EXERCISE:
Reproduce the listing exactly, with no pictures in your copy.

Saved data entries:
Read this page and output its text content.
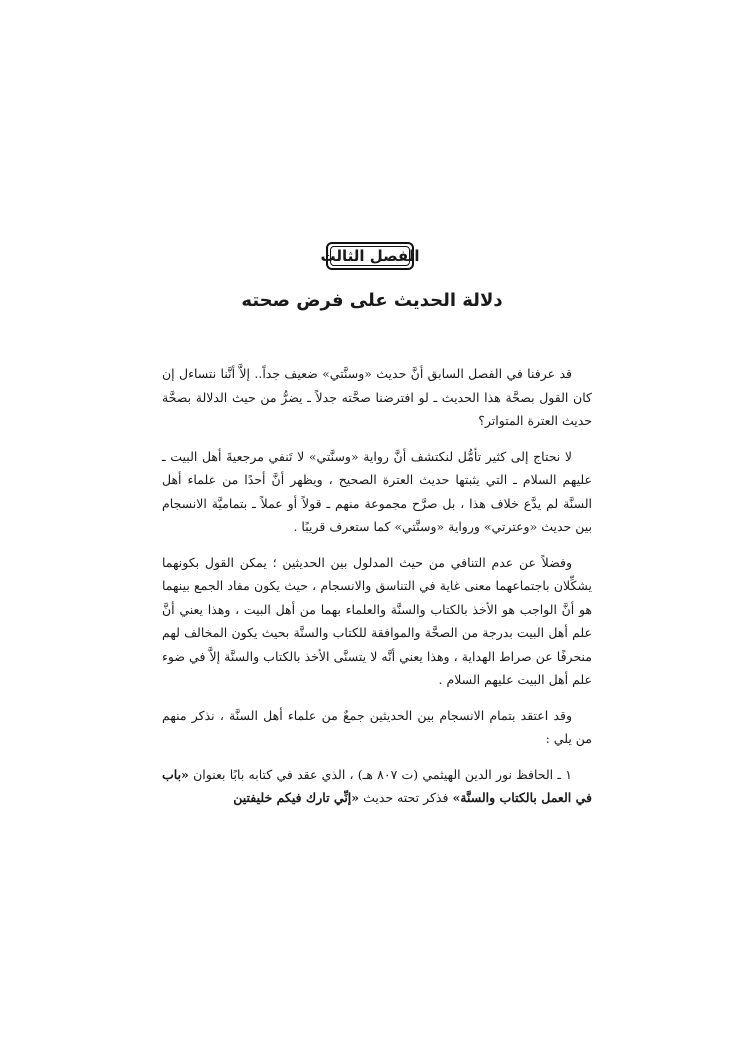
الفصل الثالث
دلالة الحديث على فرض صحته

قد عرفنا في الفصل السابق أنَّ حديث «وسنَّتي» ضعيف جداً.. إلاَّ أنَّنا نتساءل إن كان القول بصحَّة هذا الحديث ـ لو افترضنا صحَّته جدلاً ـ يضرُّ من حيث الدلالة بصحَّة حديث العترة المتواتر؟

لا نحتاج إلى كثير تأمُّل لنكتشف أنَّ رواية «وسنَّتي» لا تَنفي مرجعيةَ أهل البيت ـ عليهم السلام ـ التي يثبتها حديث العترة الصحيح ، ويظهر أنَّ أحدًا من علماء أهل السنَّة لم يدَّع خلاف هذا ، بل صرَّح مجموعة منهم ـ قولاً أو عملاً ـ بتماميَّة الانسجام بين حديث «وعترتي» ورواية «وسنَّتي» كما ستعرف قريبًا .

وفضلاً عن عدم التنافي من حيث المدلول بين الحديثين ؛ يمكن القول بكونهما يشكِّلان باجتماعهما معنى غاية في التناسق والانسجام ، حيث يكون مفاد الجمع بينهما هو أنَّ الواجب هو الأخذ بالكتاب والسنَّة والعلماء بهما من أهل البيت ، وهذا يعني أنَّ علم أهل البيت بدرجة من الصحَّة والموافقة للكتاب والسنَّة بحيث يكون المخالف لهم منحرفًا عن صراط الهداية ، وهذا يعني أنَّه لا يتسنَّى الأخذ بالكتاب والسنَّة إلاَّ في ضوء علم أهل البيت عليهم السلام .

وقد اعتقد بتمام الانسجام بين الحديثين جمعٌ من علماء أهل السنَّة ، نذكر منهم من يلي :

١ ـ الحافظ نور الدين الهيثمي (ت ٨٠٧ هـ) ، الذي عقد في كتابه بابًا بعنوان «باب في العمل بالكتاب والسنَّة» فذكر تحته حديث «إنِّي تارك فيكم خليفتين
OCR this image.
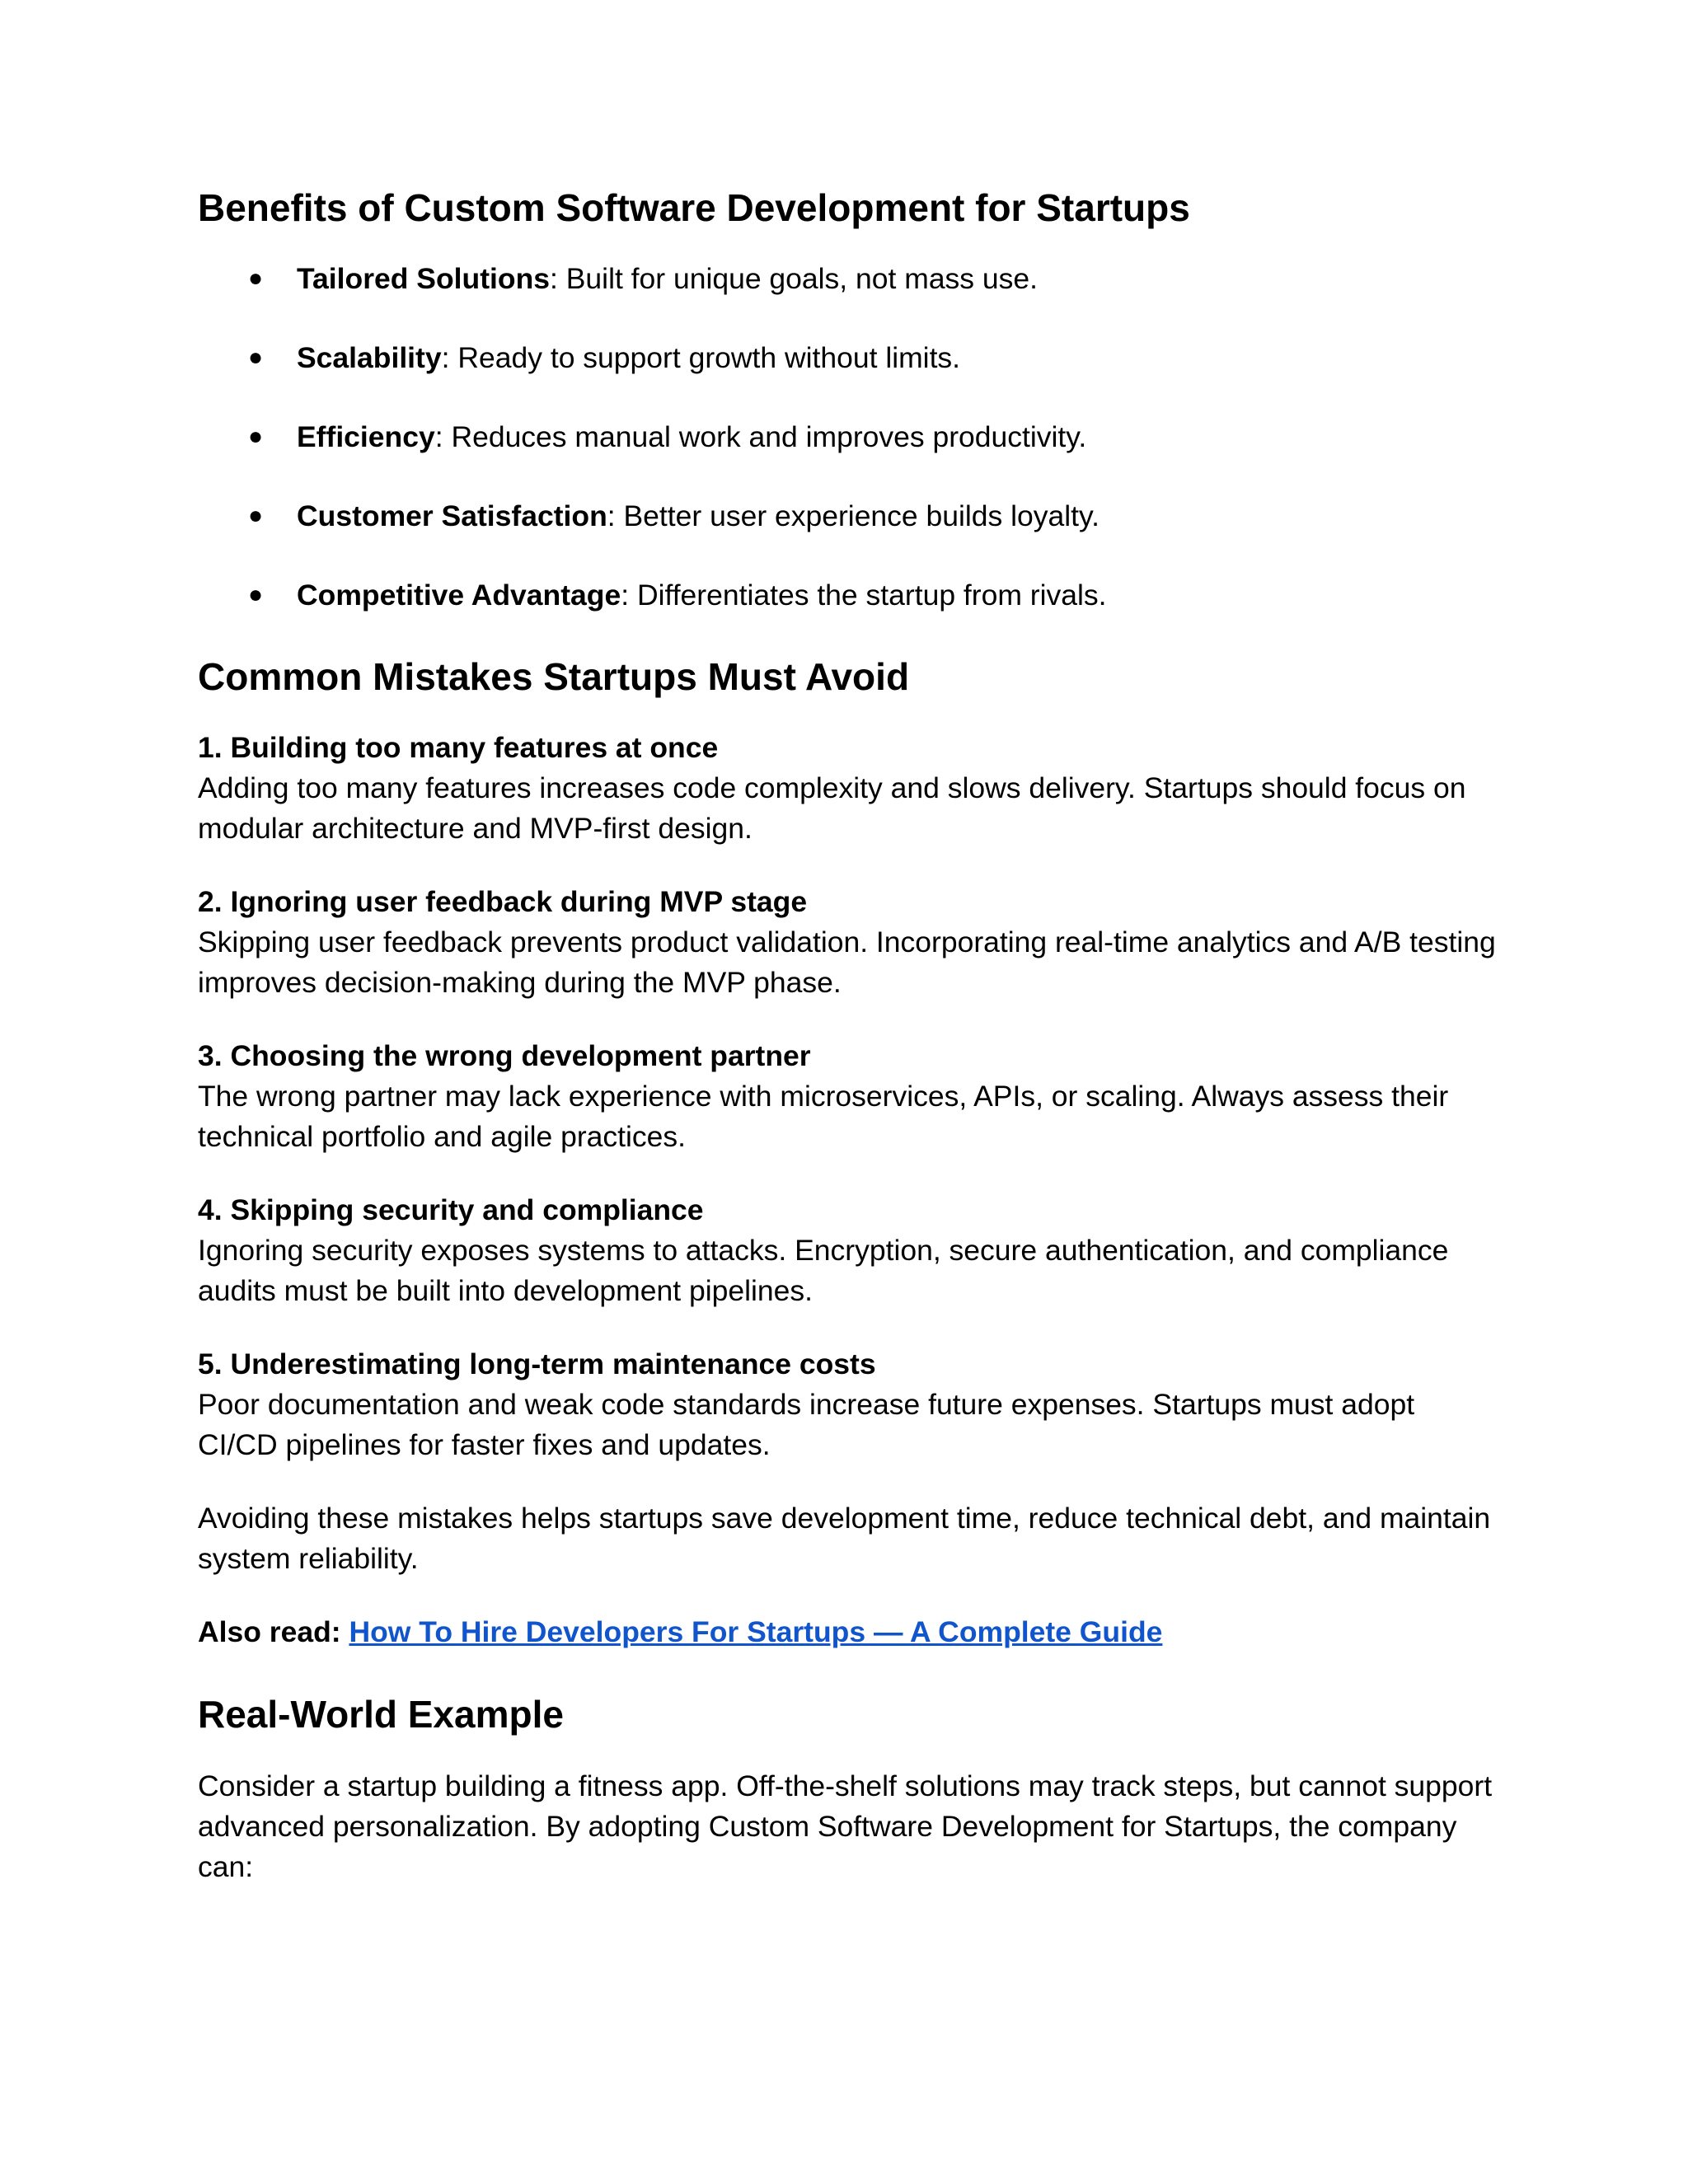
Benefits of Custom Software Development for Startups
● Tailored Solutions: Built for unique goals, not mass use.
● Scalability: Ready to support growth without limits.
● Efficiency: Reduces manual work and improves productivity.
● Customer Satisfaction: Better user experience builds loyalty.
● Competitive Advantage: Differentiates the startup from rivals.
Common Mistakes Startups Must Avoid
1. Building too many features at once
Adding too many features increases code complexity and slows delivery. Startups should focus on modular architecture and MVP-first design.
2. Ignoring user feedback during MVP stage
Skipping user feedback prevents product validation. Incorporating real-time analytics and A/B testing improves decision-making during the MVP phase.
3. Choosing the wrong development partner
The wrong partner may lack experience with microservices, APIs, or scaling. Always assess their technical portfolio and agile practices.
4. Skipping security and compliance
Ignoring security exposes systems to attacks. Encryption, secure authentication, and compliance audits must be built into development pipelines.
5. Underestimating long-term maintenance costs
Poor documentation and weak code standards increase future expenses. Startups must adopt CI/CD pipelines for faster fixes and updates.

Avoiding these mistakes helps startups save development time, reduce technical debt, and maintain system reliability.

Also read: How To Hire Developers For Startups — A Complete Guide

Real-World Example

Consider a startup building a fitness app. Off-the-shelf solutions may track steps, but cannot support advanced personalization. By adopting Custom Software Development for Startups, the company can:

EXPECTED ANSWER:
Read this page and output its text content.
الفصل الثالث
دلالة الحديث على فرض صحته

قد عرفنا في الفصل السابق أنَّ حديث «وسنَّتي» ضعيف جداً.. إلاَّ أنَّنا نتساءل إن كان القول بصحَّة هذا الحديث ـ لو افترضنا صحَّته جدلاً ـ يضرُّ من حيث الدلالة بصحَّة حديث العترة المتواتر؟

لا نحتاج إلى كثير تأمُّل لنكتشف أنَّ رواية «وسنَّتي» لا تَنفي مرجعيةَ أهل البيت ـ عليهم السلام ـ التي يثبتها حديث العترة الصحيح ، ويظهر أنَّ أحدًا من علماء أهل السنَّة لم يدَّع خلاف هذا ، بل صرَّح مجموعة منهم ـ قولاً أو عملاً ـ بتماميَّة الانسجام بين حديث «وعترتي» ورواية «وسنَّتي» كما ستعرف قريبًا .

وفضلاً عن عدم التنافي من حيث المدلول بين الحديثين ؛ يمكن القول بكونهما يشكِّلان باجتماعهما معنى غاية في التناسق والانسجام ، حيث يكون مفاد الجمع بينهما هو أنَّ الواجب هو الأخذ بالكتاب والسنَّة والعلماء بهما من أهل البيت ، وهذا يعني أنَّ علم أهل البيت بدرجة من الصحَّة والموافقة للكتاب والسنَّة بحيث يكون المخالف لهم منحرفًا عن صراط الهداية ، وهذا يعني أنَّه لا يتسنَّى الأخذ بالكتاب والسنَّة إلاَّ في ضوء علم أهل البيت عليهم السلام .

وقد اعتقد بتمام الانسجام بين الحديثين جمعٌ من علماء أهل السنَّة ، نذكر منهم من يلي :

١ ـ الحافظ نور الدين الهيثمي (ت ٨٠٧ هـ) ، الذي عقد في كتابه بابًا بعنوان «باب في العمل بالكتاب والسنَّة» فذكر تحته حديث «إنِّي تارك فيكم خليفتين
OCR this image.
Benefits of Custom Software Development for Startups
● Tailored Solutions: Built for unique goals, not mass use.
● Scalability: Ready to support growth without limits.
● Efficiency: Reduces manual work and improves productivity.
● Customer Satisfaction: Better user experience builds loyalty.
● Competitive Advantage: Differentiates the startup from rivals.
Common Mistakes Startups Must Avoid
1. Building too many features at once
Adding too many features increases code complexity and slows delivery. Startups should focus on modular architecture and MVP-first design.
2. Ignoring user feedback during MVP stage
Skipping user feedback prevents product validation. Incorporating real-time analytics and A/B testing improves decision-making during the MVP phase.
3. Choosing the wrong development partner
The wrong partner may lack experience with microservices, APIs, or scaling. Always assess their technical portfolio and agile practices.
4. Skipping security and compliance
Ignoring security exposes systems to attacks. Encryption, secure authentication, and compliance audits must be built into development pipelines.
5. Underestimating long-term maintenance costs
Poor documentation and weak code standards increase future expenses. Startups must adopt CI/CD pipelines for faster fixes and updates.

Avoiding these mistakes helps startups save development time, reduce technical debt, and maintain system reliability.

Also read: How To Hire Developers For Startups — A Complete Guide

Real-World Example

Consider a startup building a fitness app. Off-the-shelf solutions may track steps, but cannot support advanced personalization. By adopting Custom Software Development for Startups, the company can:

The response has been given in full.